Exercise prompt → Only the lines from the one containing "Extract the structured" through the last line below should be written out, exactly and with both ends kept.

Task inputs →
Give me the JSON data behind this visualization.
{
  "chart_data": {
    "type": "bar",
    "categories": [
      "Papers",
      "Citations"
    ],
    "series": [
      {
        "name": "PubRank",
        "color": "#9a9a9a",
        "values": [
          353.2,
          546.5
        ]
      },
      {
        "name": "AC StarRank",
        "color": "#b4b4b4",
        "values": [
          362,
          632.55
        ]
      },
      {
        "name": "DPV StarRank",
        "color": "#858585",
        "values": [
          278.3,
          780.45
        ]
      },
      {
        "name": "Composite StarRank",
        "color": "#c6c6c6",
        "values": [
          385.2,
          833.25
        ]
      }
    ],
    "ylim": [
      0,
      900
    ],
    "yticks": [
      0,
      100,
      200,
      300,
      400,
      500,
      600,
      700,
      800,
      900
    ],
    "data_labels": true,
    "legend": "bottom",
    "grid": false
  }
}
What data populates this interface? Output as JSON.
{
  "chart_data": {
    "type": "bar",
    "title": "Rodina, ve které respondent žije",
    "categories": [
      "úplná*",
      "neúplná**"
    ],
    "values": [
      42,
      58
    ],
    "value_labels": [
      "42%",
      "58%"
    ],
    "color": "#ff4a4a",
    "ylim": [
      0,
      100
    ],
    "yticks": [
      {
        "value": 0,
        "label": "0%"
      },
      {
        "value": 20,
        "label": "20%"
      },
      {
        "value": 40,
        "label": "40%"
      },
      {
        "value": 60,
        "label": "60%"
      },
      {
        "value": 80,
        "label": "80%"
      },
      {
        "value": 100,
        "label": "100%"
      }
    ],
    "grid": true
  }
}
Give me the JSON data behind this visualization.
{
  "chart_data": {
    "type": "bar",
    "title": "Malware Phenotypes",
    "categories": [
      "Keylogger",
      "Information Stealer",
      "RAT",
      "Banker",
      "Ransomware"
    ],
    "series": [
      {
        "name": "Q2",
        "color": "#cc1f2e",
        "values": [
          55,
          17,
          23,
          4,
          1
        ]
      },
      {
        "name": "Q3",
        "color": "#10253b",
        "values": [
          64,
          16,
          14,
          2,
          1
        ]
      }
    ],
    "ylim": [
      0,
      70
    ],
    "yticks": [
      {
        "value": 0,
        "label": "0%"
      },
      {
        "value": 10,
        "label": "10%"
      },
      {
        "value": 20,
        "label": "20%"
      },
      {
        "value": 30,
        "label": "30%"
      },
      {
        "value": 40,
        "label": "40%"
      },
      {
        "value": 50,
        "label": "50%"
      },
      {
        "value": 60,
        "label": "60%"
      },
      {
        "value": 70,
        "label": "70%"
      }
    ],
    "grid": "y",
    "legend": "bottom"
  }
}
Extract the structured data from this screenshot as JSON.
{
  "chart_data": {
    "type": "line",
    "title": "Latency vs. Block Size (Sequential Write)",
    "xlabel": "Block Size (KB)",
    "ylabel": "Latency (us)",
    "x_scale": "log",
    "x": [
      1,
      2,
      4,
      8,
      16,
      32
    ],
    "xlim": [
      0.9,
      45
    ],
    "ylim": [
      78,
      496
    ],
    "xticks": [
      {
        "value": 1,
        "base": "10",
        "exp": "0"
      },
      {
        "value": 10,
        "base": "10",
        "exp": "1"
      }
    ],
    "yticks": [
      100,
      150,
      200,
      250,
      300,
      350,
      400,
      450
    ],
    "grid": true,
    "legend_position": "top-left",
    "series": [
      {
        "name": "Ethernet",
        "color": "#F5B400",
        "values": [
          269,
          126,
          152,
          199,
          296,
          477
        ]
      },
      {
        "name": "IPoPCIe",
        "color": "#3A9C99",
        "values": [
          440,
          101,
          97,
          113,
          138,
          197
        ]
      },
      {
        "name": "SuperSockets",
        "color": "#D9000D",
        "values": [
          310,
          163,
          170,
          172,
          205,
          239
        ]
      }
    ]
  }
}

Response →
Extract the structured data from this screenshot as JSON.
{
  "chart_data": {
    "type": "line",
    "title": "Latency vs. Block Size (Sequential Write)",
    "xlabel": "Block Size (KB)",
    "ylabel": "Latency (us)",
    "x_scale": "log",
    "x": [
      1,
      2,
      4,
      8,
      16,
      32
    ],
    "xlim": [
      0.9,
      45
    ],
    "ylim": [
      78,
      496
    ],
    "xticks": [
      {
        "value": 1,
        "base": "10",
        "exp": "0"
      },
      {
        "value": 10,
        "base": "10",
        "exp": "1"
      }
    ],
    "yticks": [
      100,
      150,
      200,
      250,
      300,
      350,
      400,
      450
    ],
    "grid": true,
    "legend_position": "top-left",
    "series": [
      {
        "name": "Ethernet",
        "color": "#F5B400",
        "values": [
          269,
          126,
          152,
          199,
          296,
          477
        ]
      },
      {
        "name": "IPoPCIe",
        "color": "#3A9C99",
        "values": [
          440,
          101,
          97,
          113,
          138,
          197
        ]
      },
      {
        "name": "SuperSockets",
        "color": "#D9000D",
        "values": [
          310,
          163,
          170,
          172,
          205,
          239
        ]
      }
    ]
  }
}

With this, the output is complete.